## START Supplied records

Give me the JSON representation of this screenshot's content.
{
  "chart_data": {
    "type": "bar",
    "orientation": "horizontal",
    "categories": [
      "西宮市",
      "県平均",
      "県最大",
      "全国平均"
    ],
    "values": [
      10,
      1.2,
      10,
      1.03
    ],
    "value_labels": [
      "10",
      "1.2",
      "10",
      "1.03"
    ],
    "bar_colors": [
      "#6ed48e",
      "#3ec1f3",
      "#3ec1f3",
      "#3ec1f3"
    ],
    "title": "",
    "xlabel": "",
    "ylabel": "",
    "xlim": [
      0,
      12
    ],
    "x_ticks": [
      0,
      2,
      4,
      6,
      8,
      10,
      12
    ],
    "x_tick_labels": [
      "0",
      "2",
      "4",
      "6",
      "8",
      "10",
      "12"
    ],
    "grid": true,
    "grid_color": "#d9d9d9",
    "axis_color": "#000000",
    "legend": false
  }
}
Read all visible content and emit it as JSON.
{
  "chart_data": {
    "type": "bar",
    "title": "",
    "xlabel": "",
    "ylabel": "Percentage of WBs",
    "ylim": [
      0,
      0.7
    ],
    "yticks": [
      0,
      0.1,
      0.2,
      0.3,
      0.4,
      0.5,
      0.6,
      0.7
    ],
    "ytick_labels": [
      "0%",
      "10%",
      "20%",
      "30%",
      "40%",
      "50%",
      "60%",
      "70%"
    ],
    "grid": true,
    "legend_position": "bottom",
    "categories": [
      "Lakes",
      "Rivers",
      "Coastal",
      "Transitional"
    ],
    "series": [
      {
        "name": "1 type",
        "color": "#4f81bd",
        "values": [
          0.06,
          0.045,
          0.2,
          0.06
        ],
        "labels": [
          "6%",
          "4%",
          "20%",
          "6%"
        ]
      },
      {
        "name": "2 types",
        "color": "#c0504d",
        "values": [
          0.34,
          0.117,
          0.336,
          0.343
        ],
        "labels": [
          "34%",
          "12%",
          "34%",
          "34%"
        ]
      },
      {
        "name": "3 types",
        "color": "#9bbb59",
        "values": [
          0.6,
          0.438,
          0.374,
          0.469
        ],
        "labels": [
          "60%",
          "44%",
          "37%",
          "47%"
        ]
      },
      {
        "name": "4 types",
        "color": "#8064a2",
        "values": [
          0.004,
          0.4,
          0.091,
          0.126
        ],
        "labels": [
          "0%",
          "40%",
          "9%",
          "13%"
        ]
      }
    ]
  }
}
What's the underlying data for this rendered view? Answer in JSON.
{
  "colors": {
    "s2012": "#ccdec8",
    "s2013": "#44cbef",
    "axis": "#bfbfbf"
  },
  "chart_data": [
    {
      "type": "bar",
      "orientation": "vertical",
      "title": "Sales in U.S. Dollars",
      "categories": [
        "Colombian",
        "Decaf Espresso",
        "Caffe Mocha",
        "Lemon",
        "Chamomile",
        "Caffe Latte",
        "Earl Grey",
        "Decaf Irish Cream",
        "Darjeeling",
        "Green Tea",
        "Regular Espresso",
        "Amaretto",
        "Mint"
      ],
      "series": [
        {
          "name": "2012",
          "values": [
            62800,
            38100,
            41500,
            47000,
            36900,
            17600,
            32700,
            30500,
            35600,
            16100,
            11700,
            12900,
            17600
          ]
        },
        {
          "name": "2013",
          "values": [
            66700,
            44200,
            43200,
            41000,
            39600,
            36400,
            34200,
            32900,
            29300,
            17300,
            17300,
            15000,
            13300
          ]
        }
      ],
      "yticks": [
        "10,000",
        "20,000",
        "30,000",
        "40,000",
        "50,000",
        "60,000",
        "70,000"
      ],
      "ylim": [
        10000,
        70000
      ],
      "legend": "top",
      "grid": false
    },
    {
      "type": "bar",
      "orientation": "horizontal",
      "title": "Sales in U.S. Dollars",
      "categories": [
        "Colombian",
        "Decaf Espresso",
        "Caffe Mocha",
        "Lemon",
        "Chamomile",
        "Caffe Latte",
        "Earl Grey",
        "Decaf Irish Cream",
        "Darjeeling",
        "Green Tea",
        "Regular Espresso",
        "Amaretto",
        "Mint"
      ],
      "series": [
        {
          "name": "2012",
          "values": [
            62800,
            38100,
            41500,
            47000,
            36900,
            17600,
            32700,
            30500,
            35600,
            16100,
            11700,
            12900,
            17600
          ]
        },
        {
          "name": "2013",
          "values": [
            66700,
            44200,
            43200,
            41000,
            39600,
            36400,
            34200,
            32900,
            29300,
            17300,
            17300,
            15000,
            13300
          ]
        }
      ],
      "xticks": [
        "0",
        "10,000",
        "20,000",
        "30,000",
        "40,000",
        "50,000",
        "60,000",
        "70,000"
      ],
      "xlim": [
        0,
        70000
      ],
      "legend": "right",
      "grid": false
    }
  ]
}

## END Supplied records

- What to do: Go through the listing and copy all of it exactly.

- Worked answer:
Give me the JSON representation of this screenshot's content.
{
  "chart_data": {
    "type": "bar",
    "orientation": "horizontal",
    "categories": [
      "西宮市",
      "県平均",
      "県最大",
      "全国平均"
    ],
    "values": [
      10,
      1.2,
      10,
      1.03
    ],
    "value_labels": [
      "10",
      "1.2",
      "10",
      "1.03"
    ],
    "bar_colors": [
      "#6ed48e",
      "#3ec1f3",
      "#3ec1f3",
      "#3ec1f3"
    ],
    "title": "",
    "xlabel": "",
    "ylabel": "",
    "xlim": [
      0,
      12
    ],
    "x_ticks": [
      0,
      2,
      4,
      6,
      8,
      10,
      12
    ],
    "x_tick_labels": [
      "0",
      "2",
      "4",
      "6",
      "8",
      "10",
      "12"
    ],
    "grid": true,
    "grid_color": "#d9d9d9",
    "axis_color": "#000000",
    "legend": false
  }
}
Read all visible content and emit it as JSON.
{
  "chart_data": {
    "type": "bar",
    "title": "",
    "xlabel": "",
    "ylabel": "Percentage of WBs",
    "ylim": [
      0,
      0.7
    ],
    "yticks": [
      0,
      0.1,
      0.2,
      0.3,
      0.4,
      0.5,
      0.6,
      0.7
    ],
    "ytick_labels": [
      "0%",
      "10%",
      "20%",
      "30%",
      "40%",
      "50%",
      "60%",
      "70%"
    ],
    "grid": true,
    "legend_position": "bottom",
    "categories": [
      "Lakes",
      "Rivers",
      "Coastal",
      "Transitional"
    ],
    "series": [
      {
        "name": "1 type",
        "color": "#4f81bd",
        "values": [
          0.06,
          0.045,
          0.2,
          0.06
        ],
        "labels": [
          "6%",
          "4%",
          "20%",
          "6%"
        ]
      },
      {
        "name": "2 types",
        "color": "#c0504d",
        "values": [
          0.34,
          0.117,
          0.336,
          0.343
        ],
        "labels": [
          "34%",
          "12%",
          "34%",
          "34%"
        ]
      },
      {
        "name": "3 types",
        "color": "#9bbb59",
        "values": [
          0.6,
          0.438,
          0.374,
          0.469
        ],
        "labels": [
          "60%",
          "44%",
          "37%",
          "47%"
        ]
      },
      {
        "name": "4 types",
        "color": "#8064a2",
        "values": [
          0.004,
          0.4,
          0.091,
          0.126
        ],
        "labels": [
          "0%",
          "40%",
          "9%",
          "13%"
        ]
      }
    ]
  }
}
What's the underlying data for this rendered view? Answer in JSON.
{
  "colors": {
    "s2012": "#ccdec8",
    "s2013": "#44cbef",
    "axis": "#bfbfbf"
  },
  "chart_data": [
    {
      "type": "bar",
      "orientation": "vertical",
      "title": "Sales in U.S. Dollars",
      "categories": [
        "Colombian",
        "Decaf Espresso",
        "Caffe Mocha",
        "Lemon",
        "Chamomile",
        "Caffe Latte",
        "Earl Grey",
        "Decaf Irish Cream",
        "Darjeeling",
        "Green Tea",
        "Regular Espresso",
        "Amaretto",
        "Mint"
      ],
      "series": [
        {
          "name": "2012",
          "values": [
            62800,
            38100,
            41500,
            47000,
            36900,
            17600,
            32700,
            30500,
            35600,
            16100,
            11700,
            12900,
            17600
          ]
        },
        {
          "name": "2013",
          "values": [
            66700,
            44200,
            43200,
            41000,
            39600,
            36400,
            34200,
            32900,
            29300,
            17300,
            17300,
            15000,
            13300
          ]
        }
      ],
      "yticks": [
        "10,000",
        "20,000",
        "30,000",
        "40,000",
        "50,000",
        "60,000",
        "70,000"
      ],
      "ylim": [
        10000,
        70000
      ],
      "legend": "top",
      "grid": false
    },
    {
      "type": "bar",
      "orientation": "horizontal",
      "title": "Sales in U.S. Dollars",
      "categories": [
        "Colombian",
        "Decaf Espresso",
        "Caffe Mocha",
        "Lemon",
        "Chamomile",
        "Caffe Latte",
        "Earl Grey",
        "Decaf Irish Cream",
        "Darjeeling",
        "Green Tea",
        "Regular Espresso",
        "Amaretto",
        "Mint"
      ],
      "series": [
        {
          "name": "2012",
          "values": [
            62800,
            38100,
            41500,
            47000,
            36900,
            17600,
            32700,
            30500,
            35600,
            16100,
            11700,
            12900,
            17600
          ]
        },
        {
          "name": "2013",
          "values": [
            66700,
            44200,
            43200,
            41000,
            39600,
            36400,
            34200,
            32900,
            29300,
            17300,
            17300,
            15000,
            13300
          ]
        }
      ],
      "xticks": [
        "0",
        "10,000",
        "20,000",
        "30,000",
        "40,000",
        "50,000",
        "60,000",
        "70,000"
      ],
      "xlim": [
        0,
        70000
      ],
      "legend": "right",
      "grid": false
    }
  ]
}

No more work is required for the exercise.